## Records for processing:
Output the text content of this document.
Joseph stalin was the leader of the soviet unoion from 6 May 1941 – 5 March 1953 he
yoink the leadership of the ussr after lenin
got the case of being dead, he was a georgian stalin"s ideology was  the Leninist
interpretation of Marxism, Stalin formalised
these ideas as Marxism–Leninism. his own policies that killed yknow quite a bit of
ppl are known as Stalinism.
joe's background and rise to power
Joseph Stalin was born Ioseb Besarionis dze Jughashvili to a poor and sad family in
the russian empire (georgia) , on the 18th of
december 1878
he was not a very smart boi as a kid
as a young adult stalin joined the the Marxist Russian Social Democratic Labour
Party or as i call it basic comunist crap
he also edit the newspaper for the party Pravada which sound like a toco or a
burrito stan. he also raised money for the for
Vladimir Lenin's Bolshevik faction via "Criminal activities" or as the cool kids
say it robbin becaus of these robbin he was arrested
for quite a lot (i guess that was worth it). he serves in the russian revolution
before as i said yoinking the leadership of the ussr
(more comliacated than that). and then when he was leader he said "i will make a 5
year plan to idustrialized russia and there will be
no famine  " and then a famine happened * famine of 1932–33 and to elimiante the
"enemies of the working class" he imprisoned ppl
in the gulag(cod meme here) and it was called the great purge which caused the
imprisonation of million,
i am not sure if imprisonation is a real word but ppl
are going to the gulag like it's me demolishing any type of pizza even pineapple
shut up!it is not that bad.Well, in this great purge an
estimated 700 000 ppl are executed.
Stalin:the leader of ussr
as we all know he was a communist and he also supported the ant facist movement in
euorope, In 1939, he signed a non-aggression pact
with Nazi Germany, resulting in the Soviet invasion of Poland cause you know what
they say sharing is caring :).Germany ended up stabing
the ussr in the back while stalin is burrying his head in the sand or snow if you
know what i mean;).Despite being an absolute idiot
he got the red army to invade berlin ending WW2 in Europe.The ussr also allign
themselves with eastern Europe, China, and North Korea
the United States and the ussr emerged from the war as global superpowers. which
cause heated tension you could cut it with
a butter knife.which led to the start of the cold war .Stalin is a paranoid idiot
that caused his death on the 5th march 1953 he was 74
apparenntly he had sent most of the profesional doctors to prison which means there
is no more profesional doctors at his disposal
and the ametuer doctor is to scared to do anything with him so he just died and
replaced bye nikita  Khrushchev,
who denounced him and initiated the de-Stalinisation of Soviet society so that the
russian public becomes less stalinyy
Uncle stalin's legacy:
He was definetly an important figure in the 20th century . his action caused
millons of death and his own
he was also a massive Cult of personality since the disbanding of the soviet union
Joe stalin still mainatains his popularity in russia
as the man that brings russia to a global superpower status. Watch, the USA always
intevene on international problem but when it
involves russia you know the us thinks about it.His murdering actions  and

## Objective:
Search the entries for the word "purge" and pick out every line that holds it.

## The answer:
in the gulag(cod meme here) and it was called the great purge which caused the
shut up!it is not that bad.Well, in this great purge an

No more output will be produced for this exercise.